» Figure content listings

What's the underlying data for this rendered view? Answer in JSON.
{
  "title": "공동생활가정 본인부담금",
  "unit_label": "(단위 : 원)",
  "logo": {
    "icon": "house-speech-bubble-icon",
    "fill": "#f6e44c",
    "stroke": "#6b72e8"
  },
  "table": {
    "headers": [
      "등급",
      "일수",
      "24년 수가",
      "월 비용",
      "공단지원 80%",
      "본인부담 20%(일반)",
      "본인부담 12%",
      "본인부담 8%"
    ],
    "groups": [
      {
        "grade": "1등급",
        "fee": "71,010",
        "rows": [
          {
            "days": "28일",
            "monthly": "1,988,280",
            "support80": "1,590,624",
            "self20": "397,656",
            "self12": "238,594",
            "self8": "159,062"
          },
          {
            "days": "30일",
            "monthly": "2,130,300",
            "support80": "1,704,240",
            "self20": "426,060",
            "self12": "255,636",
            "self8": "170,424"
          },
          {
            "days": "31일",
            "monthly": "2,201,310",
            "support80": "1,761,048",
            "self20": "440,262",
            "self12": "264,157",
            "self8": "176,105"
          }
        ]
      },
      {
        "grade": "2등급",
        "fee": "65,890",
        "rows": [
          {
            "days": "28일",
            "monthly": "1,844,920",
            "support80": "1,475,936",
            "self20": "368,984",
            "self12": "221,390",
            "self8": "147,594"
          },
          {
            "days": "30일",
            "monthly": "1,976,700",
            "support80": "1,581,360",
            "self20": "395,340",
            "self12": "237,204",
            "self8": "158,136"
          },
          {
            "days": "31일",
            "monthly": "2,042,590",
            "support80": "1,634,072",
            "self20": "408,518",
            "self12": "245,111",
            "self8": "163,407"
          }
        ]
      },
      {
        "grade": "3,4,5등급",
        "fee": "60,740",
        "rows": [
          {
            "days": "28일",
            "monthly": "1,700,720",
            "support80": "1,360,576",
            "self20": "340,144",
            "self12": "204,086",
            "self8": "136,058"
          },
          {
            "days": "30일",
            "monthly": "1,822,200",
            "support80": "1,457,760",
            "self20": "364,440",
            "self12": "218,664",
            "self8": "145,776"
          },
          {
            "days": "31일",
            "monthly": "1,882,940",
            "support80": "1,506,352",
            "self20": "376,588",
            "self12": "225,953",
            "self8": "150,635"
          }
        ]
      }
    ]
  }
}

» REQUEST
Each line of the material should be duplicated exactly, please.

» RESULT OF THE TASK
What's the underlying data for this rendered view? Answer in JSON.
{
  "title": "공동생활가정 본인부담금",
  "unit_label": "(단위 : 원)",
  "logo": {
    "icon": "house-speech-bubble-icon",
    "fill": "#f6e44c",
    "stroke": "#6b72e8"
  },
  "table": {
    "headers": [
      "등급",
      "일수",
      "24년 수가",
      "월 비용",
      "공단지원 80%",
      "본인부담 20%(일반)",
      "본인부담 12%",
      "본인부담 8%"
    ],
    "groups": [
      {
        "grade": "1등급",
        "fee": "71,010",
        "rows": [
          {
            "days": "28일",
            "monthly": "1,988,280",
            "support80": "1,590,624",
            "self20": "397,656",
            "self12": "238,594",
            "self8": "159,062"
          },
          {
            "days": "30일",
            "monthly": "2,130,300",
            "support80": "1,704,240",
            "self20": "426,060",
            "self12": "255,636",
            "self8": "170,424"
          },
          {
            "days": "31일",
            "monthly": "2,201,310",
            "support80": "1,761,048",
            "self20": "440,262",
            "self12": "264,157",
            "self8": "176,105"
          }
        ]
      },
      {
        "grade": "2등급",
        "fee": "65,890",
        "rows": [
          {
            "days": "28일",
            "monthly": "1,844,920",
            "support80": "1,475,936",
            "self20": "368,984",
            "self12": "221,390",
            "self8": "147,594"
          },
          {
            "days": "30일",
            "monthly": "1,976,700",
            "support80": "1,581,360",
            "self20": "395,340",
            "self12": "237,204",
            "self8": "158,136"
          },
          {
            "days": "31일",
            "monthly": "2,042,590",
            "support80": "1,634,072",
            "self20": "408,518",
            "self12": "245,111",
            "self8": "163,407"
          }
        ]
      },
      {
        "grade": "3,4,5등급",
        "fee": "60,740",
        "rows": [
          {
            "days": "28일",
            "monthly": "1,700,720",
            "support80": "1,360,576",
            "self20": "340,144",
            "self12": "204,086",
            "self8": "136,058"
          },
          {
            "days": "30일",
            "monthly": "1,822,200",
            "support80": "1,457,760",
            "self20": "364,440",
            "self12": "218,664",
            "self8": "145,776"
          },
          {
            "days": "31일",
            "monthly": "1,882,940",
            "support80": "1,506,352",
            "self20": "376,588",
            "self12": "225,953",
            "self8": "150,635"
          }
        ]
      }
    ]
  }
}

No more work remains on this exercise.